**Task goal**
Please copy exactly the lines that begin with the one containing "Convert this screenshot" and end with the last line of the entries.

Figure dataset records:
================

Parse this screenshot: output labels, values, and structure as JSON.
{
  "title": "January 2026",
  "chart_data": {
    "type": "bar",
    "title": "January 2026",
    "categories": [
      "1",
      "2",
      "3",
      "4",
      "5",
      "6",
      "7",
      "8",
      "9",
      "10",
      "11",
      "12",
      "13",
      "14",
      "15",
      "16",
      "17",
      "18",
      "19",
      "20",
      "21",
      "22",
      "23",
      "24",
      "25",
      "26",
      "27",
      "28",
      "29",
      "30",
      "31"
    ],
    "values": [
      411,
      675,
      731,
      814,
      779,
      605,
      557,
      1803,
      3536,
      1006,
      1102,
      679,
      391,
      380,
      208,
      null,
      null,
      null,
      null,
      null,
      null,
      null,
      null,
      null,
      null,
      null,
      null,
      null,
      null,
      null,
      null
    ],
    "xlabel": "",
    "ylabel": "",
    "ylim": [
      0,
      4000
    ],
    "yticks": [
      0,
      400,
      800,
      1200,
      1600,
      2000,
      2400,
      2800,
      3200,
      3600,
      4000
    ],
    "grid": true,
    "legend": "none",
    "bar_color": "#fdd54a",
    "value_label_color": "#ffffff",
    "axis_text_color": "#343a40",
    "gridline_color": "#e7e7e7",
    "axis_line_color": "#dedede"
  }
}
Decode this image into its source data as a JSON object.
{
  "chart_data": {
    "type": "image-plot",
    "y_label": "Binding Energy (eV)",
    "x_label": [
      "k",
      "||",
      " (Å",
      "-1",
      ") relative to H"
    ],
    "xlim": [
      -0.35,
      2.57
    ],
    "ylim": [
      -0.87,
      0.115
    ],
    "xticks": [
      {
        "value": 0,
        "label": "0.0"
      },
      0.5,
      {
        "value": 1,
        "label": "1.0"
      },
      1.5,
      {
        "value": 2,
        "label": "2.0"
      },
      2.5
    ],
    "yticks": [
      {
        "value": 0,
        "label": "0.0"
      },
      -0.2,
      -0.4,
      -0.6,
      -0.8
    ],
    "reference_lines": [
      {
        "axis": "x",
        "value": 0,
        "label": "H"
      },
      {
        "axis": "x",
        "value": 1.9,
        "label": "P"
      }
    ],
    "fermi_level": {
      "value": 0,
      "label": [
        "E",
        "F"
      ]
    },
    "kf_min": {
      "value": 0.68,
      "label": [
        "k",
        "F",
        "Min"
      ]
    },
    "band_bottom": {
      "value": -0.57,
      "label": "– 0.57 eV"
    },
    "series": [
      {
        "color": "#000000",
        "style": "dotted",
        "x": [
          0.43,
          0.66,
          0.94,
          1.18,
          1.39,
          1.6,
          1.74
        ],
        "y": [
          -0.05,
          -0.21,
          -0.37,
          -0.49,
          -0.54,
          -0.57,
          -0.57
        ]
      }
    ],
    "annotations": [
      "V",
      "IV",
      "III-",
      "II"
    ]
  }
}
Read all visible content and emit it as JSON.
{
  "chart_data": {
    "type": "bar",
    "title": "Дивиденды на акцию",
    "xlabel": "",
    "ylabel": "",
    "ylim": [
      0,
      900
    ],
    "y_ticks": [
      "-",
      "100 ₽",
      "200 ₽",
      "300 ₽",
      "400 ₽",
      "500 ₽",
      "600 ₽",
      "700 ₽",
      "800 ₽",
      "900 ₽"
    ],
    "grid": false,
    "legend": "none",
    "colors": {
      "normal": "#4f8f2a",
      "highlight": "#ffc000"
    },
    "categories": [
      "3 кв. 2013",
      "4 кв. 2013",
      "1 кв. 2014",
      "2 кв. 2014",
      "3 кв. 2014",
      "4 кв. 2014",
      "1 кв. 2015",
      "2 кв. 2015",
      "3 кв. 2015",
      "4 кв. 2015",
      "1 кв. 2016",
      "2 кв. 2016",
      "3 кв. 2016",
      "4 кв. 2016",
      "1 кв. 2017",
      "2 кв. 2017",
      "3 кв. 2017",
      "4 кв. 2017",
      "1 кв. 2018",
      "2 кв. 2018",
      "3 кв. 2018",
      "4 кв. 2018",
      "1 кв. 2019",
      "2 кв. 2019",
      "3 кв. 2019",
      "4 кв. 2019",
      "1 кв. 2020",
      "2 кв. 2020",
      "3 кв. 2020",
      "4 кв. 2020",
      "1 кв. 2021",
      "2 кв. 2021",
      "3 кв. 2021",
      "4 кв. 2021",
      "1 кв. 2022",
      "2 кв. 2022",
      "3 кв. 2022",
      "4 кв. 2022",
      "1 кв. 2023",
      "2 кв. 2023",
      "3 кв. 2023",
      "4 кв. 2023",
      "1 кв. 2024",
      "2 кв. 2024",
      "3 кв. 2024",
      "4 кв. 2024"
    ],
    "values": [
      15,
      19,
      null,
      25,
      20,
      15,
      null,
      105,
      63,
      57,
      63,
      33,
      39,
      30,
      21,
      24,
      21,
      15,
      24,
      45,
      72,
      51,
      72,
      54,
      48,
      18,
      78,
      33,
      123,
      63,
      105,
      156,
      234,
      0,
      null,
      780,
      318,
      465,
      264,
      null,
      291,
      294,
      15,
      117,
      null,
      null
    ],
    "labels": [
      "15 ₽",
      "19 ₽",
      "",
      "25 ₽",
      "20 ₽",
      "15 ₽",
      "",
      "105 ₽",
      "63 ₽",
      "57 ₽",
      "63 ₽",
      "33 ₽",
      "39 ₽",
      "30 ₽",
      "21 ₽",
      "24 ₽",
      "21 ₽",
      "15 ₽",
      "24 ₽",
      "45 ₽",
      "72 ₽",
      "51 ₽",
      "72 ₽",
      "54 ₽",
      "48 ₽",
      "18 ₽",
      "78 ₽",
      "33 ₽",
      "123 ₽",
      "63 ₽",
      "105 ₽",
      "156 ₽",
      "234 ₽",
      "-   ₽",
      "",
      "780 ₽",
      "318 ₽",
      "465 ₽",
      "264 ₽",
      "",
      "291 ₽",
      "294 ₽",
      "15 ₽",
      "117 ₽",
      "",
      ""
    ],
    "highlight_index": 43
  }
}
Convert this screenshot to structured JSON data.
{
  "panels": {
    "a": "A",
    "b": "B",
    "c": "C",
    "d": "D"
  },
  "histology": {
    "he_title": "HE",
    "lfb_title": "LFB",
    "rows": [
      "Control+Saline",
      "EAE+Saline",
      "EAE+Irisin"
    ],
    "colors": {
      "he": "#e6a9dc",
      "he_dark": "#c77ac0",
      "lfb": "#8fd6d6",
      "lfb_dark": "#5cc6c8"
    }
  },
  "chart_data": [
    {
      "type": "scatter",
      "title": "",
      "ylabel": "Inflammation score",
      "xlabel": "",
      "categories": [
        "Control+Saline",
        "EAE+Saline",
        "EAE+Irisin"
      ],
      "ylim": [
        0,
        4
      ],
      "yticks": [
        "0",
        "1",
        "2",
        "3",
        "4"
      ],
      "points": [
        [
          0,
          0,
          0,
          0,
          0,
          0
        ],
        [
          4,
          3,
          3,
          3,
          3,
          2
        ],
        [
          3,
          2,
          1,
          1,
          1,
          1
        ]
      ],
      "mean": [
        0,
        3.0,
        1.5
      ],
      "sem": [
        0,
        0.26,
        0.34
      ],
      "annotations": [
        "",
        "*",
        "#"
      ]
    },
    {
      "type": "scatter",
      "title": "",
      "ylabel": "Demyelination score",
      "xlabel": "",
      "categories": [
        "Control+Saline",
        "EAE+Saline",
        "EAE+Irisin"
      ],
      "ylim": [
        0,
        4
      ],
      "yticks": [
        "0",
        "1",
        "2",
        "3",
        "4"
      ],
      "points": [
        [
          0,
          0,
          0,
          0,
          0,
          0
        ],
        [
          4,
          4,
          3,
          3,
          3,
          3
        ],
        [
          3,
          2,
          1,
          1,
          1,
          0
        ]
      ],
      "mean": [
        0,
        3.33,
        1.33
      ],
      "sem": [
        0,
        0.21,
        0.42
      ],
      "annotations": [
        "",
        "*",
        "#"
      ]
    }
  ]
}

================

**Problem solution**
Convert this screenshot to structured JSON data.
{
  "panels": {
    "a": "A",
    "b": "B",
    "c": "C",
    "d": "D"
  },
  "histology": {
    "he_title": "HE",
    "lfb_title": "LFB",
    "rows": [
      "Control+Saline",
      "EAE+Saline",
      "EAE+Irisin"
    ],
    "colors": {
      "he": "#e6a9dc",
      "he_dark": "#c77ac0",
      "lfb": "#8fd6d6",
      "lfb_dark": "#5cc6c8"
    }
  },
  "chart_data": [
    {
      "type": "scatter",
      "title": "",
      "ylabel": "Inflammation score",
      "xlabel": "",
      "categories": [
        "Control+Saline",
        "EAE+Saline",
        "EAE+Irisin"
      ],
      "ylim": [
        0,
        4
      ],
      "yticks": [
        "0",
        "1",
        "2",
        "3",
        "4"
      ],
      "points": [
        [
          0,
          0,
          0,
          0,
          0,
          0
        ],
        [
          4,
          3,
          3,
          3,
          3,
          2
        ],
        [
          3,
          2,
          1,
          1,
          1,
          1
        ]
      ],
      "mean": [
        0,
        3.0,
        1.5
      ],
      "sem": [
        0,
        0.26,
        0.34
      ],
      "annotations": [
        "",
        "*",
        "#"
      ]
    },
    {
      "type": "scatter",
      "title": "",
      "ylabel": "Demyelination score",
      "xlabel": "",
      "categories": [
        "Control+Saline",
        "EAE+Saline",
        "EAE+Irisin"
      ],
      "ylim": [
        0,
        4
      ],
      "yticks": [
        "0",
        "1",
        "2",
        "3",
        "4"
      ],
      "points": [
        [
          0,
          0,
          0,
          0,
          0,
          0
        ],
        [
          4,
          4,
          3,
          3,
          3,
          3
        ],
        [
          3,
          2,
          1,
          1,
          1,
          0
        ]
      ],
      "mean": [
        0,
        3.33,
        1.33
      ],
      "sem": [
        0,
        0.21,
        0.42
      ],
      "annotations": [
        "",
        "*",
        "#"
      ]
    }
  ]
}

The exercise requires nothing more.